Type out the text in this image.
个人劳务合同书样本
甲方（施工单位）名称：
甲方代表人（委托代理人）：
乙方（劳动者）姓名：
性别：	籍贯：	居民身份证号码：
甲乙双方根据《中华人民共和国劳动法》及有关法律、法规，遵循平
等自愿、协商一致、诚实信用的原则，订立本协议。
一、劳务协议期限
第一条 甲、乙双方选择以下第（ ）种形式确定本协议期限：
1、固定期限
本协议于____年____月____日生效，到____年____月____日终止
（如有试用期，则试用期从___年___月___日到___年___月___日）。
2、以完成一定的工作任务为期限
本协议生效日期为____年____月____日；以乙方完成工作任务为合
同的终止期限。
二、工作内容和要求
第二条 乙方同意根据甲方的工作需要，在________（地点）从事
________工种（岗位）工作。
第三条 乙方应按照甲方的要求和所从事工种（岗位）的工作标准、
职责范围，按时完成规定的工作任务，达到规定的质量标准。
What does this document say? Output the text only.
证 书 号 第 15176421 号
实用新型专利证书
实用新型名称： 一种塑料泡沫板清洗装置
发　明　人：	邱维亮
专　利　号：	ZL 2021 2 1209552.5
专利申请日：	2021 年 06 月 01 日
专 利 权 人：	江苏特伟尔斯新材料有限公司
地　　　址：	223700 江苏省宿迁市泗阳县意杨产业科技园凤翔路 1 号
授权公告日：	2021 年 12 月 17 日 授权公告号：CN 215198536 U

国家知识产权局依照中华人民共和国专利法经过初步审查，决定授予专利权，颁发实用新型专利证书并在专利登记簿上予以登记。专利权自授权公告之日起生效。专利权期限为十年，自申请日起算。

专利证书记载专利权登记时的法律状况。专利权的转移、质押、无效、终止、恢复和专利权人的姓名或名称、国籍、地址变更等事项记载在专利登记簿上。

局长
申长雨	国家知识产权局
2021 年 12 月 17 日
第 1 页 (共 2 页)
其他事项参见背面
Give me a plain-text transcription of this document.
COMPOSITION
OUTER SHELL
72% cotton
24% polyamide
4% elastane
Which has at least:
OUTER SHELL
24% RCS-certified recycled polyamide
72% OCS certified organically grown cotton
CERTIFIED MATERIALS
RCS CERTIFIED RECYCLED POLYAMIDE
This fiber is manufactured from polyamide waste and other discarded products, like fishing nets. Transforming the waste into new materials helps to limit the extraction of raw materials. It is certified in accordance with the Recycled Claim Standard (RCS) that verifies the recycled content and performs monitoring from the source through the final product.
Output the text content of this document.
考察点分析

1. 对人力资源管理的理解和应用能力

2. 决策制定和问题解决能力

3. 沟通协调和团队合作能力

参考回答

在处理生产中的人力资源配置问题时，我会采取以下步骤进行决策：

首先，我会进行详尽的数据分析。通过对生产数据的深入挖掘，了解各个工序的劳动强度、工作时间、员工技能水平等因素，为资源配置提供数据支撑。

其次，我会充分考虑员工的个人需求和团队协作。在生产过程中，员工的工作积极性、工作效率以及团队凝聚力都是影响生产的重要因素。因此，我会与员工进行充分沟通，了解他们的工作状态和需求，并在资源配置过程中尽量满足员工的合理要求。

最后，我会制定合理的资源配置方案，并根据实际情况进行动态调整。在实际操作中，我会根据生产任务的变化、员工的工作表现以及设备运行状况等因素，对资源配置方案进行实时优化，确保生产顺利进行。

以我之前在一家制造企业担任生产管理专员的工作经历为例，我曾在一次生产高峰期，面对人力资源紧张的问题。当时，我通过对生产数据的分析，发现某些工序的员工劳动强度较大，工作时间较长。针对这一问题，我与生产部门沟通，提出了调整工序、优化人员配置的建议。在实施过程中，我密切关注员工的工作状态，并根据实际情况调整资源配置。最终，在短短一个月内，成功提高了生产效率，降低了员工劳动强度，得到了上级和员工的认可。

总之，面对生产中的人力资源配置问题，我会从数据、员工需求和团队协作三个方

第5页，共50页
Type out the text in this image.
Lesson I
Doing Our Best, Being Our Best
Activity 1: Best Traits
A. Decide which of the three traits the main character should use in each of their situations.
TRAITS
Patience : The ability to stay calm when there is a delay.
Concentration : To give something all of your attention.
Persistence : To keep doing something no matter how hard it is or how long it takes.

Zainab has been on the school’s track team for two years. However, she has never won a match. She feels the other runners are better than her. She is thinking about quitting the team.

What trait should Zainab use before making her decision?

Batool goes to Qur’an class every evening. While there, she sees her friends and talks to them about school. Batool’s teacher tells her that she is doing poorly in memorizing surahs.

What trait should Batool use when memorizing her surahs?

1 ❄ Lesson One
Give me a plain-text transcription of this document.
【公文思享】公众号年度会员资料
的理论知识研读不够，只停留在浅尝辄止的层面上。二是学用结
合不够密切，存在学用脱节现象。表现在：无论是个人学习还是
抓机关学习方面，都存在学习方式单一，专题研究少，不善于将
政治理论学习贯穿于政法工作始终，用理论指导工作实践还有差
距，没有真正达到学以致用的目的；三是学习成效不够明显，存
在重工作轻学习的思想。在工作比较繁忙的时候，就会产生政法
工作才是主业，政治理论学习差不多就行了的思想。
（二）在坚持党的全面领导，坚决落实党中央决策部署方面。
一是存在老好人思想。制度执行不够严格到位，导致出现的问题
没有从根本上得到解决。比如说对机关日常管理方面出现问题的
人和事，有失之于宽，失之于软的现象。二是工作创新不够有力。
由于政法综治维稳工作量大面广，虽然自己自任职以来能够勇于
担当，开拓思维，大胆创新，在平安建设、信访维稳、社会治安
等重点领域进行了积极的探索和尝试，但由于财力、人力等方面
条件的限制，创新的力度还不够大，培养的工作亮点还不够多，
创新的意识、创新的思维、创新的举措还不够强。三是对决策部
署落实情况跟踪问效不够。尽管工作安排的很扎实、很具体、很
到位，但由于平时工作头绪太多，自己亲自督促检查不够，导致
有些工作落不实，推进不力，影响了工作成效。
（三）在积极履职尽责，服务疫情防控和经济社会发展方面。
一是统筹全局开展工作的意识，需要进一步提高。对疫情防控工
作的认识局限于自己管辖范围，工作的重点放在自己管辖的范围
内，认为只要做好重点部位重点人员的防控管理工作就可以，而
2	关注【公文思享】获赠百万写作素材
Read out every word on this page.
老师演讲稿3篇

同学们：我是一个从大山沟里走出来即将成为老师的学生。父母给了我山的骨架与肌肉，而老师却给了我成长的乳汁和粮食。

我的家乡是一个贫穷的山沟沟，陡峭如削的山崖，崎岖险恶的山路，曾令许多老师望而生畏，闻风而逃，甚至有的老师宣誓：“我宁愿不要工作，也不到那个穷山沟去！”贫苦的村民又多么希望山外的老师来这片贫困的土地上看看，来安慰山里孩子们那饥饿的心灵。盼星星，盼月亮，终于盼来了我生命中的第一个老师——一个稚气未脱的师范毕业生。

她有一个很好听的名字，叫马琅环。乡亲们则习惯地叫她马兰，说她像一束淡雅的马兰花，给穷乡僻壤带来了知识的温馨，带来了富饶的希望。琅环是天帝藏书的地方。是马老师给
+++
Problem details ▸ Copy out all of the records above with nothing altered.

Correct answer ▸
Type out the text in this image.
个人劳务合同书样本
甲方（施工单位）名称：
甲方代表人（委托代理人）：
乙方（劳动者）姓名：
性别：	籍贯：	居民身份证号码：
甲乙双方根据《中华人民共和国劳动法》及有关法律、法规，遵循平
等自愿、协商一致、诚实信用的原则，订立本协议。
一、劳务协议期限
第一条 甲、乙双方选择以下第（ ）种形式确定本协议期限：
1、固定期限
本协议于____年____月____日生效，到____年____月____日终止
（如有试用期，则试用期从___年___月___日到___年___月___日）。
2、以完成一定的工作任务为期限
本协议生效日期为____年____月____日；以乙方完成工作任务为合
同的终止期限。
二、工作内容和要求
第二条 乙方同意根据甲方的工作需要，在________（地点）从事
________工种（岗位）工作。
第三条 乙方应按照甲方的要求和所从事工种（岗位）的工作标准、
职责范围，按时完成规定的工作任务，达到规定的质量标准。
What does this document say? Output the text only.
证 书 号 第 15176421 号
实用新型专利证书
实用新型名称： 一种塑料泡沫板清洗装置
发　明　人：	邱维亮
专　利　号：	ZL 2021 2 1209552.5
专利申请日：	2021 年 06 月 01 日
专 利 权 人：	江苏特伟尔斯新材料有限公司
地　　　址：	223700 江苏省宿迁市泗阳县意杨产业科技园凤翔路 1 号
授权公告日：	2021 年 12 月 17 日 授权公告号：CN 215198536 U

国家知识产权局依照中华人民共和国专利法经过初步审查，决定授予专利权，颁发实用新型专利证书并在专利登记簿上予以登记。专利权自授权公告之日起生效。专利权期限为十年，自申请日起算。

专利证书记载专利权登记时的法律状况。专利权的转移、质押、无效、终止、恢复和专利权人的姓名或名称、国籍、地址变更等事项记载在专利登记簿上。

局长
申长雨	国家知识产权局
2021 年 12 月 17 日
第 1 页 (共 2 页)
其他事项参见背面
Give me a plain-text transcription of this document.
COMPOSITION
OUTER SHELL
72% cotton
24% polyamide
4% elastane
Which has at least:
OUTER SHELL
24% RCS-certified recycled polyamide
72% OCS certified organically grown cotton
CERTIFIED MATERIALS
RCS CERTIFIED RECYCLED POLYAMIDE
This fiber is manufactured from polyamide waste and other discarded products, like fishing nets. Transforming the waste into new materials helps to limit the extraction of raw materials. It is certified in accordance with the Recycled Claim Standard (RCS) that verifies the recycled content and performs monitoring from the source through the final product.
Output the text content of this document.
考察点分析

1. 对人力资源管理的理解和应用能力

2. 决策制定和问题解决能力

3. 沟通协调和团队合作能力

参考回答

在处理生产中的人力资源配置问题时，我会采取以下步骤进行决策：

首先，我会进行详尽的数据分析。通过对生产数据的深入挖掘，了解各个工序的劳动强度、工作时间、员工技能水平等因素，为资源配置提供数据支撑。

其次，我会充分考虑员工的个人需求和团队协作。在生产过程中，员工的工作积极性、工作效率以及团队凝聚力都是影响生产的重要因素。因此，我会与员工进行充分沟通，了解他们的工作状态和需求，并在资源配置过程中尽量满足员工的合理要求。

最后，我会制定合理的资源配置方案，并根据实际情况进行动态调整。在实际操作中，我会根据生产任务的变化、员工的工作表现以及设备运行状况等因素，对资源配置方案进行实时优化，确保生产顺利进行。

以我之前在一家制造企业担任生产管理专员的工作经历为例，我曾在一次生产高峰期，面对人力资源紧张的问题。当时，我通过对生产数据的分析，发现某些工序的员工劳动强度较大，工作时间较长。针对这一问题，我与生产部门沟通，提出了调整工序、优化人员配置的建议。在实施过程中，我密切关注员工的工作状态，并根据实际情况调整资源配置。最终，在短短一个月内，成功提高了生产效率，降低了员工劳动强度，得到了上级和员工的认可。

总之，面对生产中的人力资源配置问题，我会从数据、员工需求和团队协作三个方

第5页，共50页
Type out the text in this image.
Lesson I
Doing Our Best, Being Our Best
Activity 1: Best Traits
A. Decide which of the three traits the main character should use in each of their situations.
TRAITS
Patience : The ability to stay calm when there is a delay.
Concentration : To give something all of your attention.
Persistence : To keep doing something no matter how hard it is or how long it takes.

Zainab has been on the school’s track team for two years. However, she has never won a match. She feels the other runners are better than her. She is thinking about quitting the team.

What trait should Zainab use before making her decision?

Batool goes to Qur’an class every evening. While there, she sees her friends and talks to them about school. Batool’s teacher tells her that she is doing poorly in memorizing surahs.

What trait should Batool use when memorizing her surahs?

1 ❄ Lesson One
Give me a plain-text transcription of this document.
【公文思享】公众号年度会员资料
的理论知识研读不够，只停留在浅尝辄止的层面上。二是学用结
合不够密切，存在学用脱节现象。表现在：无论是个人学习还是
抓机关学习方面，都存在学习方式单一，专题研究少，不善于将
政治理论学习贯穿于政法工作始终，用理论指导工作实践还有差
距，没有真正达到学以致用的目的；三是学习成效不够明显，存
在重工作轻学习的思想。在工作比较繁忙的时候，就会产生政法
工作才是主业，政治理论学习差不多就行了的思想。
（二）在坚持党的全面领导，坚决落实党中央决策部署方面。
一是存在老好人思想。制度执行不够严格到位，导致出现的问题
没有从根本上得到解决。比如说对机关日常管理方面出现问题的
人和事，有失之于宽，失之于软的现象。二是工作创新不够有力。
由于政法综治维稳工作量大面广，虽然自己自任职以来能够勇于
担当，开拓思维，大胆创新，在平安建设、信访维稳、社会治安
等重点领域进行了积极的探索和尝试，但由于财力、人力等方面
条件的限制，创新的力度还不够大，培养的工作亮点还不够多，
创新的意识、创新的思维、创新的举措还不够强。三是对决策部
署落实情况跟踪问效不够。尽管工作安排的很扎实、很具体、很
到位，但由于平时工作头绪太多，自己亲自督促检查不够，导致
有些工作落不实，推进不力，影响了工作成效。
（三）在积极履职尽责，服务疫情防控和经济社会发展方面。
一是统筹全局开展工作的意识，需要进一步提高。对疫情防控工
作的认识局限于自己管辖范围，工作的重点放在自己管辖的范围
内，认为只要做好重点部位重点人员的防控管理工作就可以，而
2	关注【公文思享】获赠百万写作素材
Read out every word on this page.
老师演讲稿3篇

同学们：我是一个从大山沟里走出来即将成为老师的学生。父母给了我山的骨架与肌肉，而老师却给了我成长的乳汁和粮食。

我的家乡是一个贫穷的山沟沟，陡峭如削的山崖，崎岖险恶的山路，曾令许多老师望而生畏，闻风而逃，甚至有的老师宣誓：“我宁愿不要工作，也不到那个穷山沟去！”贫苦的村民又多么希望山外的老师来这片贫困的土地上看看，来安慰山里孩子们那饥饿的心灵。盼星星，盼月亮，终于盼来了我生命中的第一个老师——一个稚气未脱的师范毕业生。

她有一个很好听的名字，叫马琅环。乡亲们则习惯地叫她马兰，说她像一束淡雅的马兰花，给穷乡僻壤带来了知识的温馨，带来了富饶的希望。琅环是天帝藏书的地方。是马老师给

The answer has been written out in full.